> **What is needed**: Copy each line exactly.

[Saved data entries]

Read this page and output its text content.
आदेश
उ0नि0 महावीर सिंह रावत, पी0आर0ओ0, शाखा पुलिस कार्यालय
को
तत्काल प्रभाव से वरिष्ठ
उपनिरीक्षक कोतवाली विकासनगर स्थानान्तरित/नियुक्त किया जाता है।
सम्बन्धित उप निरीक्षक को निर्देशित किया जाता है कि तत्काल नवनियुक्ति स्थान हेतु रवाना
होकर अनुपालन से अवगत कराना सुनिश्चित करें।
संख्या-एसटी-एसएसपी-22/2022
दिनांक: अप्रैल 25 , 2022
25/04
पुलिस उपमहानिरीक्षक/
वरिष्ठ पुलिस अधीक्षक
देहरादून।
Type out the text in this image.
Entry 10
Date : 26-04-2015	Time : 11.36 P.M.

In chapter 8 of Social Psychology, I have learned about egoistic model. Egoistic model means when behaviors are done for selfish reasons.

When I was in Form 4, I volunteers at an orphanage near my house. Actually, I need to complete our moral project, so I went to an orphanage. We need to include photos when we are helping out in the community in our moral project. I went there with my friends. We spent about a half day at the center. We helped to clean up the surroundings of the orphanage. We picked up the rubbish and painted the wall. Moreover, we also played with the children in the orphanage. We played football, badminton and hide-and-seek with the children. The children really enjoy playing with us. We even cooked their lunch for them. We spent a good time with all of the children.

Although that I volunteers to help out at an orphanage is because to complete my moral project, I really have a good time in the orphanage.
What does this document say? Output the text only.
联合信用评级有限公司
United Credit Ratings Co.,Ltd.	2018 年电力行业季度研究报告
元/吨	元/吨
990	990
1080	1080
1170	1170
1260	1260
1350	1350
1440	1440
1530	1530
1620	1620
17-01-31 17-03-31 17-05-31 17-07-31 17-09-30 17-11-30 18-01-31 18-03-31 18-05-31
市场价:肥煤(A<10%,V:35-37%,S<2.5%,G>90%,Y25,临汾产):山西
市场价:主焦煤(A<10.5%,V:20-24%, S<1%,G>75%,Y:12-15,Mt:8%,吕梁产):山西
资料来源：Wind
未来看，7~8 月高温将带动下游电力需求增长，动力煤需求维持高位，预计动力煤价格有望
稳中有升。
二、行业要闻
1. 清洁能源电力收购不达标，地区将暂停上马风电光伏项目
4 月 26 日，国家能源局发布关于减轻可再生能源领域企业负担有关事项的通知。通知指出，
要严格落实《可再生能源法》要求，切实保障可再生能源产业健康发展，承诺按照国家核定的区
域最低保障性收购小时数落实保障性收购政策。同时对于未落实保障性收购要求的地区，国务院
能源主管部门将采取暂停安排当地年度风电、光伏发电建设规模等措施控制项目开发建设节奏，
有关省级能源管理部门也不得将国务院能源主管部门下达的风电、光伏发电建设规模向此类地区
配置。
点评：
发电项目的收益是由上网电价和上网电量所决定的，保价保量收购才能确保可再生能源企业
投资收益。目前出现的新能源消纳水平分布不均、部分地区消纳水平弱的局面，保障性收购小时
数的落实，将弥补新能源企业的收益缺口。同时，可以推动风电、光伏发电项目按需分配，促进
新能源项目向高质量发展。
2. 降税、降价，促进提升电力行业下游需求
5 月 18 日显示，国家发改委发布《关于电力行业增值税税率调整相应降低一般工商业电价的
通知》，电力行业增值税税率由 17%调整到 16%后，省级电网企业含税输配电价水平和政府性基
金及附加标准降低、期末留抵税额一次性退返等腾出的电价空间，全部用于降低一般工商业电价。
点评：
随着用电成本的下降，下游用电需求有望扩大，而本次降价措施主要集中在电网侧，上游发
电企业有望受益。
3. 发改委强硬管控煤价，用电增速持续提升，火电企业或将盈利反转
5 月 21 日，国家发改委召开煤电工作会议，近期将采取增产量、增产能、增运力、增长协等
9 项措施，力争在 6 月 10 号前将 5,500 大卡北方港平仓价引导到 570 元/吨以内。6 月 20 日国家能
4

> **Task result**:
Read this page and output its text content.
आदेश
उ0नि0 महावीर सिंह रावत, पी0आर0ओ0, शाखा पुलिस कार्यालय
को
तत्काल प्रभाव से वरिष्ठ
उपनिरीक्षक कोतवाली विकासनगर स्थानान्तरित/नियुक्त किया जाता है।
सम्बन्धित उप निरीक्षक को निर्देशित किया जाता है कि तत्काल नवनियुक्ति स्थान हेतु रवाना
होकर अनुपालन से अवगत कराना सुनिश्चित करें।
संख्या-एसटी-एसएसपी-22/2022
दिनांक: अप्रैल 25 , 2022
25/04
पुलिस उपमहानिरीक्षक/
वरिष्ठ पुलिस अधीक्षक
देहरादून।
Type out the text in this image.
Entry 10
Date : 26-04-2015	Time : 11.36 P.M.

In chapter 8 of Social Psychology, I have learned about egoistic model. Egoistic model means when behaviors are done for selfish reasons.

When I was in Form 4, I volunteers at an orphanage near my house. Actually, I need to complete our moral project, so I went to an orphanage. We need to include photos when we are helping out in the community in our moral project. I went there with my friends. We spent about a half day at the center. We helped to clean up the surroundings of the orphanage. We picked up the rubbish and painted the wall. Moreover, we also played with the children in the orphanage. We played football, badminton and hide-and-seek with the children. The children really enjoy playing with us. We even cooked their lunch for them. We spent a good time with all of the children.

Although that I volunteers to help out at an orphanage is because to complete my moral project, I really have a good time in the orphanage.
What does this document say? Output the text only.
联合信用评级有限公司
United Credit Ratings Co.,Ltd.	2018 年电力行业季度研究报告
元/吨	元/吨
990	990
1080	1080
1170	1170
1260	1260
1350	1350
1440	1440
1530	1530
1620	1620
17-01-31 17-03-31 17-05-31 17-07-31 17-09-30 17-11-30 18-01-31 18-03-31 18-05-31
市场价:肥煤(A<10%,V:35-37%,S<2.5%,G>90%,Y25,临汾产):山西
市场价:主焦煤(A<10.5%,V:20-24%, S<1%,G>75%,Y:12-15,Mt:8%,吕梁产):山西
资料来源：Wind
未来看，7~8 月高温将带动下游电力需求增长，动力煤需求维持高位，预计动力煤价格有望
稳中有升。
二、行业要闻
1. 清洁能源电力收购不达标，地区将暂停上马风电光伏项目
4 月 26 日，国家能源局发布关于减轻可再生能源领域企业负担有关事项的通知。通知指出，
要严格落实《可再生能源法》要求，切实保障可再生能源产业健康发展，承诺按照国家核定的区
域最低保障性收购小时数落实保障性收购政策。同时对于未落实保障性收购要求的地区，国务院
能源主管部门将采取暂停安排当地年度风电、光伏发电建设规模等措施控制项目开发建设节奏，
有关省级能源管理部门也不得将国务院能源主管部门下达的风电、光伏发电建设规模向此类地区
配置。
点评：
发电项目的收益是由上网电价和上网电量所决定的，保价保量收购才能确保可再生能源企业
投资收益。目前出现的新能源消纳水平分布不均、部分地区消纳水平弱的局面，保障性收购小时
数的落实，将弥补新能源企业的收益缺口。同时，可以推动风电、光伏发电项目按需分配，促进
新能源项目向高质量发展。
2. 降税、降价，促进提升电力行业下游需求
5 月 18 日显示，国家发改委发布《关于电力行业增值税税率调整相应降低一般工商业电价的
通知》，电力行业增值税税率由 17%调整到 16%后，省级电网企业含税输配电价水平和政府性基
金及附加标准降低、期末留抵税额一次性退返等腾出的电价空间，全部用于降低一般工商业电价。
点评：
随着用电成本的下降，下游用电需求有望扩大，而本次降价措施主要集中在电网侧，上游发
电企业有望受益。
3. 发改委强硬管控煤价，用电增速持续提升，火电企业或将盈利反转
5 月 21 日，国家发改委召开煤电工作会议，近期将采取增产量、增产能、增运力、增长协等
9 项措施，力争在 6 月 10 号前将 5,500 大卡北方港平仓价引导到 570 元/吨以内。6 月 20 日国家能
4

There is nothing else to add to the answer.